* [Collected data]
━━━━━━━━━━━━━━━━
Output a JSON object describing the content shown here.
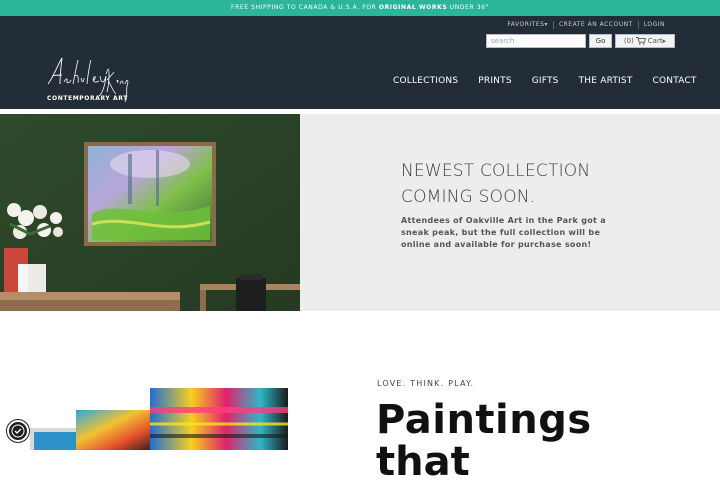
{
  "promo": {
    "prefix": "FREE SHIPPING TO CANADA & U.S.A. FOR ",
    "highlight": "ORIGINAL WORKS",
    "suffix": " UNDER 36\""
  },
  "util_links": [
    "FAVORITES▾",
    "CREATE AN ACCOUNT",
    "LOGIN"
  ],
  "search": {
    "placeholder": "search",
    "go_label": "Go"
  },
  "cart": {
    "count": "(0)",
    "label": "Cart▸"
  },
  "logo": {
    "script": "Ashley King",
    "subtitle": "CONTEMPORARY ART"
  },
  "nav": [
    "COLLECTIONS",
    "PRINTS",
    "GIFTS",
    "THE ARTIST",
    "CONTACT"
  ],
  "hero": {
    "title_line1": "NEWEST COLLECTION",
    "title_line2": "COMING SOON.",
    "text": "Attendees of Oakville Art in the Park got a sneak peak, but the full collection will be online and available for purchase soon!"
  },
  "section": {
    "tagline": "LOVE. THINK. PLAY.",
    "heading": "Paintings",
    "heading_2": "that"
  },
  "colors": {
    "promo_bg": "#2bb59a",
    "header_bg": "#232d38",
    "wall_green": "#2c4228",
    "panel_bg": "#ededed"
  }
}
━━━━━━━━━━━━━━━━
* [Work to be completed] Above are records with pictures; repeat the records exactly and leave the pictures out.

* [Answer to the exercise]
Output a JSON object describing the content shown here.
{
  "promo": {
    "prefix": "FREE SHIPPING TO CANADA & U.S.A. FOR ",
    "highlight": "ORIGINAL WORKS",
    "suffix": " UNDER 36\""
  },
  "util_links": [
    "FAVORITES▾",
    "CREATE AN ACCOUNT",
    "LOGIN"
  ],
  "search": {
    "placeholder": "search",
    "go_label": "Go"
  },
  "cart": {
    "count": "(0)",
    "label": "Cart▸"
  },
  "logo": {
    "script": "Ashley King",
    "subtitle": "CONTEMPORARY ART"
  },
  "nav": [
    "COLLECTIONS",
    "PRINTS",
    "GIFTS",
    "THE ARTIST",
    "CONTACT"
  ],
  "hero": {
    "title_line1": "NEWEST COLLECTION",
    "title_line2": "COMING SOON.",
    "text": "Attendees of Oakville Art in the Park got a sneak peak, but the full collection will be online and available for purchase soon!"
  },
  "section": {
    "tagline": "LOVE. THINK. PLAY.",
    "heading": "Paintings",
    "heading_2": "that"
  },
  "colors": {
    "promo_bg": "#2bb59a",
    "header_bg": "#232d38",
    "wall_green": "#2c4228",
    "panel_bg": "#ededed"
  }
}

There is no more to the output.